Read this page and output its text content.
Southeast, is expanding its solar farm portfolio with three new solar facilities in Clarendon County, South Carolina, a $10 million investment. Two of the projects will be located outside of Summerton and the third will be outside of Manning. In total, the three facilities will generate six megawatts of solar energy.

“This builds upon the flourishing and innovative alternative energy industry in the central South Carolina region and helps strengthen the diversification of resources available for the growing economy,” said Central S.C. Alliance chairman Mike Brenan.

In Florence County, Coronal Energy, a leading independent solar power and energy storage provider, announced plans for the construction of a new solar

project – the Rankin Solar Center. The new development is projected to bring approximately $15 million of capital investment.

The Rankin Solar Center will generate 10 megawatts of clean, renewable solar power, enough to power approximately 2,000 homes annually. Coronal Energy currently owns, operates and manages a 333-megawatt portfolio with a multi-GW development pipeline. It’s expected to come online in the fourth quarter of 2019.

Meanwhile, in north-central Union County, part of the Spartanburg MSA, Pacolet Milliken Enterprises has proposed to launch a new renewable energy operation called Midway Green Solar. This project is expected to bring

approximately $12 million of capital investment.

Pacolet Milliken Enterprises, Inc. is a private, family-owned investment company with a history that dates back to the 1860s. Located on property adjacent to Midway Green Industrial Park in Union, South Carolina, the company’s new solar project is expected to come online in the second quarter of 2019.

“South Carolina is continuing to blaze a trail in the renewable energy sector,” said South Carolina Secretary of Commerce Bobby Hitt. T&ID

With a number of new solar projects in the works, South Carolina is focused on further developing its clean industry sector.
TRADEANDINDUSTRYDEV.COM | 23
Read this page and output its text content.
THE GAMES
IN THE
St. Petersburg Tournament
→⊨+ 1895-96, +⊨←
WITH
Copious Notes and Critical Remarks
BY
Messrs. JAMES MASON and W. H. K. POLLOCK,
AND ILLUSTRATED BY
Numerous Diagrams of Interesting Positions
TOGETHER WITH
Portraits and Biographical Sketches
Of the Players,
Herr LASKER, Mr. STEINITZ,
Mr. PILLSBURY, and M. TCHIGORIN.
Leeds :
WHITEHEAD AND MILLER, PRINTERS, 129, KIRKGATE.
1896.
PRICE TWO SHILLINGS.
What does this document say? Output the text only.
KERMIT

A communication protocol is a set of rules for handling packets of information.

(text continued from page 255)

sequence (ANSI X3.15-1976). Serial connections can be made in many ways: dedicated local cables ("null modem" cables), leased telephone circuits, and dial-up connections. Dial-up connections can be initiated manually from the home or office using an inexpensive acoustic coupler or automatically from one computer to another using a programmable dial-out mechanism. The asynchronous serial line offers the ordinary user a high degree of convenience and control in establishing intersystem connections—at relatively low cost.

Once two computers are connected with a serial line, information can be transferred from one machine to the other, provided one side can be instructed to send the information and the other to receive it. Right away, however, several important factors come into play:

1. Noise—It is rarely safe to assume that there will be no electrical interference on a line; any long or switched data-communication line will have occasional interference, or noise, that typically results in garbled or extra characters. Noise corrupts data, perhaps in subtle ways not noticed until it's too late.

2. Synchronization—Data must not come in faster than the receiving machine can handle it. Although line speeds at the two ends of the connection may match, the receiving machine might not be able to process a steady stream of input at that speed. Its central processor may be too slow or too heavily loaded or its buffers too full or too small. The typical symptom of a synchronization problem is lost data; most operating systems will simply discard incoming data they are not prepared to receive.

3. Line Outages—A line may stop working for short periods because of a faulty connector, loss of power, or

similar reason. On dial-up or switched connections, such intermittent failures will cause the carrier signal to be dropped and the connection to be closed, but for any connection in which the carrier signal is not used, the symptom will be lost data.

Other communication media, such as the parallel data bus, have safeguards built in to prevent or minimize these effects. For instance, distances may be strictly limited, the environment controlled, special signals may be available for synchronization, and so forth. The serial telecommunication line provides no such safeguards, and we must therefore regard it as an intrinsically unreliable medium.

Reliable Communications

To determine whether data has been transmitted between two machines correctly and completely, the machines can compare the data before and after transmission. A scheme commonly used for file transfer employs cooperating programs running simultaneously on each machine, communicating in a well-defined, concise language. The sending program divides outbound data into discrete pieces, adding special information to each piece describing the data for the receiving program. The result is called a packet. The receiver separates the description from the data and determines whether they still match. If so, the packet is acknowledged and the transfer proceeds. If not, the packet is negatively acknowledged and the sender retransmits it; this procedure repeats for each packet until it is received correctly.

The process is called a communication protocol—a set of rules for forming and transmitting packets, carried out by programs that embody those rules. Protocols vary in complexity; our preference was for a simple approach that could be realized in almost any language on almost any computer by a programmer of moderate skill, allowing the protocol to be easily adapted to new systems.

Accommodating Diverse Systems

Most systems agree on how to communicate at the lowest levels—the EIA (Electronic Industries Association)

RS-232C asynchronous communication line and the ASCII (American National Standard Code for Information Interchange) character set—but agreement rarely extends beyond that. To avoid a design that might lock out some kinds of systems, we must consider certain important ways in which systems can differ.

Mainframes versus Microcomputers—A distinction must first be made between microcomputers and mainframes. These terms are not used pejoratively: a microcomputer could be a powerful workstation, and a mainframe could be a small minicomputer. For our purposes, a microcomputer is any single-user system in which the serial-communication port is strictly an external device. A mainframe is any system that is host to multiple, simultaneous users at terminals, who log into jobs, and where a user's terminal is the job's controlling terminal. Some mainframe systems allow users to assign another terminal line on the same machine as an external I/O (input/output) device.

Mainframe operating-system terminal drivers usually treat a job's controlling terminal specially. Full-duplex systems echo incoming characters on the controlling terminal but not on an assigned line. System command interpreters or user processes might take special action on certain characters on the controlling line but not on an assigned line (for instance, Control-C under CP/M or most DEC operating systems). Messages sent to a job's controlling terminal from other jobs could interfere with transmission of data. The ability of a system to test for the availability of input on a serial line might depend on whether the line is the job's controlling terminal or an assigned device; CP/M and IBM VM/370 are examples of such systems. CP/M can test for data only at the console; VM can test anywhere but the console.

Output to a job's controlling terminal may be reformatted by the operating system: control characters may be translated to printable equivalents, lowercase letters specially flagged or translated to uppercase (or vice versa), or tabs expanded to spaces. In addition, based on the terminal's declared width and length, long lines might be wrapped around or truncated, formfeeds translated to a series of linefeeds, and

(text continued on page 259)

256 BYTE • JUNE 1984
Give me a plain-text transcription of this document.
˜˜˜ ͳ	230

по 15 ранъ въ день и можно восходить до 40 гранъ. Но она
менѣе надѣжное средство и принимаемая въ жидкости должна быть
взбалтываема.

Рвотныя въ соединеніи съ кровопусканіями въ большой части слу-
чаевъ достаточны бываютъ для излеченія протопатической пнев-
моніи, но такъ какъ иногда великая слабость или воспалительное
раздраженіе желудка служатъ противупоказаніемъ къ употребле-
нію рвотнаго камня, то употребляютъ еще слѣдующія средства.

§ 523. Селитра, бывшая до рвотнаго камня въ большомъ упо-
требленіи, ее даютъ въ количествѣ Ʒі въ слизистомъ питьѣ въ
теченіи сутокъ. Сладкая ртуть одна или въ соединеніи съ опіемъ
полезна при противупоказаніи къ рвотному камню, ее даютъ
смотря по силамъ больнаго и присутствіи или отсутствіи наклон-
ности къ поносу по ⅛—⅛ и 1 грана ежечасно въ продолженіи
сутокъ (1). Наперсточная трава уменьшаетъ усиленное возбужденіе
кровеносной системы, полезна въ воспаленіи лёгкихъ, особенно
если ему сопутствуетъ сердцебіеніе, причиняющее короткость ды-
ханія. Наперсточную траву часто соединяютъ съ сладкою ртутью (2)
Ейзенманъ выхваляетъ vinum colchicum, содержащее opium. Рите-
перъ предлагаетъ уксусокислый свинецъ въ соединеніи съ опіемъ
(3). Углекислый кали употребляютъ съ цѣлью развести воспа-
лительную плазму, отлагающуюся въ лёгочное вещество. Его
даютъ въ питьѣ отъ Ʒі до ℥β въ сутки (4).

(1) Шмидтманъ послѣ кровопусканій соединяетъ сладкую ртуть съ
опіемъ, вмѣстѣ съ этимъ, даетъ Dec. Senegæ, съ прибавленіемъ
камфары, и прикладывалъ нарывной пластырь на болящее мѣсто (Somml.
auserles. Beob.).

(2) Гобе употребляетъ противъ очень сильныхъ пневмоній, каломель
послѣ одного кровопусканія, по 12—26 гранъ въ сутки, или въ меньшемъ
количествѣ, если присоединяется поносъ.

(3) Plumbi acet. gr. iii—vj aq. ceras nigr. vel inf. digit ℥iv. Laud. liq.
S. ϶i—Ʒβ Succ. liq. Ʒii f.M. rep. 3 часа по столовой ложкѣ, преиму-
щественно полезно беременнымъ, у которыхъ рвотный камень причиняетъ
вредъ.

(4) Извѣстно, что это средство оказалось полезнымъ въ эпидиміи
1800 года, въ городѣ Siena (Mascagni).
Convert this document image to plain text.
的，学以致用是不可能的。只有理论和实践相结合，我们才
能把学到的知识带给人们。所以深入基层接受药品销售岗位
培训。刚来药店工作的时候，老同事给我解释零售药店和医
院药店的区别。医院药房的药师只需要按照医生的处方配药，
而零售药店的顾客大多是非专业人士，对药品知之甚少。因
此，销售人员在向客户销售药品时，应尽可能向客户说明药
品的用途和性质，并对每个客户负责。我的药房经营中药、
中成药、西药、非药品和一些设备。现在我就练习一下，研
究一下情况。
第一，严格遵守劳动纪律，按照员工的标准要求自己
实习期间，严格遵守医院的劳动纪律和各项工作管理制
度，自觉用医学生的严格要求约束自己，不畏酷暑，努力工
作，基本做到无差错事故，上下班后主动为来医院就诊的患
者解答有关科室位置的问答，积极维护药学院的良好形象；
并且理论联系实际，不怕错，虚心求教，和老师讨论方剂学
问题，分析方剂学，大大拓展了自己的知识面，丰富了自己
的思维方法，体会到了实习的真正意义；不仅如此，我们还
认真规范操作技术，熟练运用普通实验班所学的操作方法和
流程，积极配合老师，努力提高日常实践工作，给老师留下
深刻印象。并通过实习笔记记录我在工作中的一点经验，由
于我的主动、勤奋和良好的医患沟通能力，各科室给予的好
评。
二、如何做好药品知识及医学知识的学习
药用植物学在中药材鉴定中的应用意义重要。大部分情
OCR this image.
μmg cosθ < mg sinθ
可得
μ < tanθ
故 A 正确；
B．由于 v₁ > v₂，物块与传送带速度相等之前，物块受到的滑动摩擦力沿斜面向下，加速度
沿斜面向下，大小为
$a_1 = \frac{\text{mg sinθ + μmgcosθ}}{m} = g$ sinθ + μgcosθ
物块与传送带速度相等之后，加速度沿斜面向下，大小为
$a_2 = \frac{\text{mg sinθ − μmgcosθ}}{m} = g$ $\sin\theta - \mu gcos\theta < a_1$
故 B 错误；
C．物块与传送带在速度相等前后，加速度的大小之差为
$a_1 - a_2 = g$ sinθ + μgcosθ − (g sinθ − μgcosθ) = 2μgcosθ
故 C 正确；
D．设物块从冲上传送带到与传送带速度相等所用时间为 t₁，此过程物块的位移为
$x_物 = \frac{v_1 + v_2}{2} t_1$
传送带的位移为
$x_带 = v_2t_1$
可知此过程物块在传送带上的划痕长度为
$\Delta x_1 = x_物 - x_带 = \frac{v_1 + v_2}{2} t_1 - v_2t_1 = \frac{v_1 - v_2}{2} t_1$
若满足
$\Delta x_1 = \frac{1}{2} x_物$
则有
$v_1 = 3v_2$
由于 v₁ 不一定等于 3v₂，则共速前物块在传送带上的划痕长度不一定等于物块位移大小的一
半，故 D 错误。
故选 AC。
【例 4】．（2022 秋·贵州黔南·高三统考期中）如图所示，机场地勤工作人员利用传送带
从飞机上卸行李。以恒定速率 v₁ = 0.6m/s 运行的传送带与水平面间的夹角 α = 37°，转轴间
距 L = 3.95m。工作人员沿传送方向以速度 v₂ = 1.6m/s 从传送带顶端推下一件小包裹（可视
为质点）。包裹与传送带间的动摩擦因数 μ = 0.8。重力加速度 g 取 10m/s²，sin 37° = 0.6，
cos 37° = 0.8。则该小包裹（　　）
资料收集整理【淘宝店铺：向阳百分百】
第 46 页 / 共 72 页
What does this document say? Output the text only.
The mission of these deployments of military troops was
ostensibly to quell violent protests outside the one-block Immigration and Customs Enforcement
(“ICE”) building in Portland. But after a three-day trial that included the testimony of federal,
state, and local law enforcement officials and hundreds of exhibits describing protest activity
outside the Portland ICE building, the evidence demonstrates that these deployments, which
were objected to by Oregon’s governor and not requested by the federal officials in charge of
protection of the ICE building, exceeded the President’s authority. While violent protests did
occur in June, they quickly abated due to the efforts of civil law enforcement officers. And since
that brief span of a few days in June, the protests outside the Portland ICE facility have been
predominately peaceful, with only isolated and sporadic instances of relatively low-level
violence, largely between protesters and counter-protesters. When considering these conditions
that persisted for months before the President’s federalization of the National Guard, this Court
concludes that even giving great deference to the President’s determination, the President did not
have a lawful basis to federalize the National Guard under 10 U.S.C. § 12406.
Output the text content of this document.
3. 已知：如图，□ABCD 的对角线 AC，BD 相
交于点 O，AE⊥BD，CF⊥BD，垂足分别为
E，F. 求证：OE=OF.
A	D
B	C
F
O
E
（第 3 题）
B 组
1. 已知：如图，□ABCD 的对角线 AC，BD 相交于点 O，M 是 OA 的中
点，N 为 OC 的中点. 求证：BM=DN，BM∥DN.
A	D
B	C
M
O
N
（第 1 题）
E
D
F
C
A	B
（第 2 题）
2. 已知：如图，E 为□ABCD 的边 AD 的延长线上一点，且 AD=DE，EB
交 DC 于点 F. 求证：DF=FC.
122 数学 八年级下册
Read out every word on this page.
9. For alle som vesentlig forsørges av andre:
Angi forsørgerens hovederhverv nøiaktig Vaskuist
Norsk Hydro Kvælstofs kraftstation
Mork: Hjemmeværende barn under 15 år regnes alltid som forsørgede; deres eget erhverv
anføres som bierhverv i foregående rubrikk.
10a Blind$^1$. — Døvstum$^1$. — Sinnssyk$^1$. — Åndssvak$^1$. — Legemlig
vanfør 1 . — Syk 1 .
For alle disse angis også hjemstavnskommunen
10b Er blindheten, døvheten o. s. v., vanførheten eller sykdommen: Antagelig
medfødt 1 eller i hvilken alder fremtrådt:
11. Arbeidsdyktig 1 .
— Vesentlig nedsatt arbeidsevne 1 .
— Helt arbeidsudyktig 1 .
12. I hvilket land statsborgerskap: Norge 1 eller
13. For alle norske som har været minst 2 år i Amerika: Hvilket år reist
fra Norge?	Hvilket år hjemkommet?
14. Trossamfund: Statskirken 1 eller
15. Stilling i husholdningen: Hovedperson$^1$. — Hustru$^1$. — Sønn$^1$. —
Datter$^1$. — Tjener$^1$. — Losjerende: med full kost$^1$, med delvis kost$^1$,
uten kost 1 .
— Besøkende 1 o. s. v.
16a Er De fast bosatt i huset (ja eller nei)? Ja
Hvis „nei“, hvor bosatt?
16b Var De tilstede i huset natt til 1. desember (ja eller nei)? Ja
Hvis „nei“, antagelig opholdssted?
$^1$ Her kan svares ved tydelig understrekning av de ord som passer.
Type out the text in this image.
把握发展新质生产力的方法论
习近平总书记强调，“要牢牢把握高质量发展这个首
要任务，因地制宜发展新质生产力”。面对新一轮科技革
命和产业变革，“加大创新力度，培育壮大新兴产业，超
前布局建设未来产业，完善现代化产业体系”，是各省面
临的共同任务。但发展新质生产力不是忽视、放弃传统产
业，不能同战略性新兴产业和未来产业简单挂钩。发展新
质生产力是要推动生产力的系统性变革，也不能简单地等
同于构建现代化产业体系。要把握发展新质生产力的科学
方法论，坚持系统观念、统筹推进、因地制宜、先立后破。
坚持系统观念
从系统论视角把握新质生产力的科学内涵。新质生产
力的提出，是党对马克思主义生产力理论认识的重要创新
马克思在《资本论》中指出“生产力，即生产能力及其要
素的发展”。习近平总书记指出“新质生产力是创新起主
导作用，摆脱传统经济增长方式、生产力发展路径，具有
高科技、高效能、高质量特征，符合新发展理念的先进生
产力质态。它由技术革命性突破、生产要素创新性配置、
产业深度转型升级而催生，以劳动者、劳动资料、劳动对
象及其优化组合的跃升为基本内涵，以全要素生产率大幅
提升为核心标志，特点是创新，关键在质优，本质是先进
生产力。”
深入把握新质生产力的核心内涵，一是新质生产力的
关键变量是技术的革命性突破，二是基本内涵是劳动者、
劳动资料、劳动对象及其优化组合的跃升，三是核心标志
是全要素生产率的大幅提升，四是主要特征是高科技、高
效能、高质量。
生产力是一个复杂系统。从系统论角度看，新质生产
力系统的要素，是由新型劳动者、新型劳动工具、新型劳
------------------------------------------------------------------------
» **Written instruction**
Return the line that contains "Type out the text in this image." and all lines after it, verbatim, and nothing else.

» **The answer**
Type out the text in this image.
把握发展新质生产力的方法论
习近平总书记强调，“要牢牢把握高质量发展这个首
要任务，因地制宜发展新质生产力”。面对新一轮科技革
命和产业变革，“加大创新力度，培育壮大新兴产业，超
前布局建设未来产业，完善现代化产业体系”，是各省面
临的共同任务。但发展新质生产力不是忽视、放弃传统产
业，不能同战略性新兴产业和未来产业简单挂钩。发展新
质生产力是要推动生产力的系统性变革，也不能简单地等
同于构建现代化产业体系。要把握发展新质生产力的科学
方法论，坚持系统观念、统筹推进、因地制宜、先立后破。
坚持系统观念
从系统论视角把握新质生产力的科学内涵。新质生产
力的提出，是党对马克思主义生产力理论认识的重要创新
马克思在《资本论》中指出“生产力，即生产能力及其要
素的发展”。习近平总书记指出“新质生产力是创新起主
导作用，摆脱传统经济增长方式、生产力发展路径，具有
高科技、高效能、高质量特征，符合新发展理念的先进生
产力质态。它由技术革命性突破、生产要素创新性配置、
产业深度转型升级而催生，以劳动者、劳动资料、劳动对
象及其优化组合的跃升为基本内涵，以全要素生产率大幅
提升为核心标志，特点是创新，关键在质优，本质是先进
生产力。”
深入把握新质生产力的核心内涵，一是新质生产力的
关键变量是技术的革命性突破，二是基本内涵是劳动者、
劳动资料、劳动对象及其优化组合的跃升，三是核心标志
是全要素生产率的大幅提升，四是主要特征是高科技、高
效能、高质量。
生产力是一个复杂系统。从系统论角度看，新质生产
力系统的要素，是由新型劳动者、新型劳动工具、新型劳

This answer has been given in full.